#### [Stated goal]
Each entry should be quoted word for word, including every mark of punctuation.

[Start Information provided]

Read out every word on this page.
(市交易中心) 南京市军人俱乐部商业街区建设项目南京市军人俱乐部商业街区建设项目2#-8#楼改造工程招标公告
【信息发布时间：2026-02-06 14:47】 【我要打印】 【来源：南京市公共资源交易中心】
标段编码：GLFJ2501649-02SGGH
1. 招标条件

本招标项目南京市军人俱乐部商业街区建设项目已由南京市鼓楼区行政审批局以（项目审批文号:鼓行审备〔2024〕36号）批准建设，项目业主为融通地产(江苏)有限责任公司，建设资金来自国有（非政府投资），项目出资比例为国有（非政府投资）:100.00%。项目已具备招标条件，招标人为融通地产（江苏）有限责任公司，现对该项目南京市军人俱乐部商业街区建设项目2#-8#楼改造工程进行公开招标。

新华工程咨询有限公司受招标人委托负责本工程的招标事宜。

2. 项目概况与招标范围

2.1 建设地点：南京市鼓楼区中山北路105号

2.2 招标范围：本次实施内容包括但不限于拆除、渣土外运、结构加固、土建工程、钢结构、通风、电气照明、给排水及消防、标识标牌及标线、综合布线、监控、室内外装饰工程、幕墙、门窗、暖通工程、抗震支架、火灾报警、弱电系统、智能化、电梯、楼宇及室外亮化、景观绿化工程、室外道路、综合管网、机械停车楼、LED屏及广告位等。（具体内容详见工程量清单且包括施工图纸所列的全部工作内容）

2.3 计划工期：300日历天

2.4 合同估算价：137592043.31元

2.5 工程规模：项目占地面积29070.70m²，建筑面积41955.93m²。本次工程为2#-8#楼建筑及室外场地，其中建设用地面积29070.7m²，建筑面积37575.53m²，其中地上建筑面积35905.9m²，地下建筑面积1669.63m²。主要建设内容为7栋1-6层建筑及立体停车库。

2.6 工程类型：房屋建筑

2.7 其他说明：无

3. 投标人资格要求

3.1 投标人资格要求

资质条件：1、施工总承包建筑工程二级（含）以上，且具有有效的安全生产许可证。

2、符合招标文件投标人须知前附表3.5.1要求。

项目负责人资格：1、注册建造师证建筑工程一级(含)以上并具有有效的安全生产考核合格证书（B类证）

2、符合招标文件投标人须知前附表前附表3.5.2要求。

[End Information provided]

#### [Solved exercise]
Read out every word on this page.
(市交易中心) 南京市军人俱乐部商业街区建设项目南京市军人俱乐部商业街区建设项目2#-8#楼改造工程招标公告
【信息发布时间：2026-02-06 14:47】 【我要打印】 【来源：南京市公共资源交易中心】
标段编码：GLFJ2501649-02SGGH
1. 招标条件

本招标项目南京市军人俱乐部商业街区建设项目已由南京市鼓楼区行政审批局以（项目审批文号:鼓行审备〔2024〕36号）批准建设，项目业主为融通地产(江苏)有限责任公司，建设资金来自国有（非政府投资），项目出资比例为国有（非政府投资）:100.00%。项目已具备招标条件，招标人为融通地产（江苏）有限责任公司，现对该项目南京市军人俱乐部商业街区建设项目2#-8#楼改造工程进行公开招标。

新华工程咨询有限公司受招标人委托负责本工程的招标事宜。

2. 项目概况与招标范围

2.1 建设地点：南京市鼓楼区中山北路105号

2.2 招标范围：本次实施内容包括但不限于拆除、渣土外运、结构加固、土建工程、钢结构、通风、电气照明、给排水及消防、标识标牌及标线、综合布线、监控、室内外装饰工程、幕墙、门窗、暖通工程、抗震支架、火灾报警、弱电系统、智能化、电梯、楼宇及室外亮化、景观绿化工程、室外道路、综合管网、机械停车楼、LED屏及广告位等。（具体内容详见工程量清单且包括施工图纸所列的全部工作内容）

2.3 计划工期：300日历天

2.4 合同估算价：137592043.31元

2.5 工程规模：项目占地面积29070.70m²，建筑面积41955.93m²。本次工程为2#-8#楼建筑及室外场地，其中建设用地面积29070.7m²，建筑面积37575.53m²，其中地上建筑面积35905.9m²，地下建筑面积1669.63m²。主要建设内容为7栋1-6层建筑及立体停车库。

2.6 工程类型：房屋建筑

2.7 其他说明：无

3. 投标人资格要求

3.1 投标人资格要求

资质条件：1、施工总承包建筑工程二级（含）以上，且具有有效的安全生产许可证。

2、符合招标文件投标人须知前附表3.5.1要求。

项目负责人资格：1、注册建造师证建筑工程一级(含)以上并具有有效的安全生产考核合格证书（B类证）

2、符合招标文件投标人须知前附表前附表3.5.2要求。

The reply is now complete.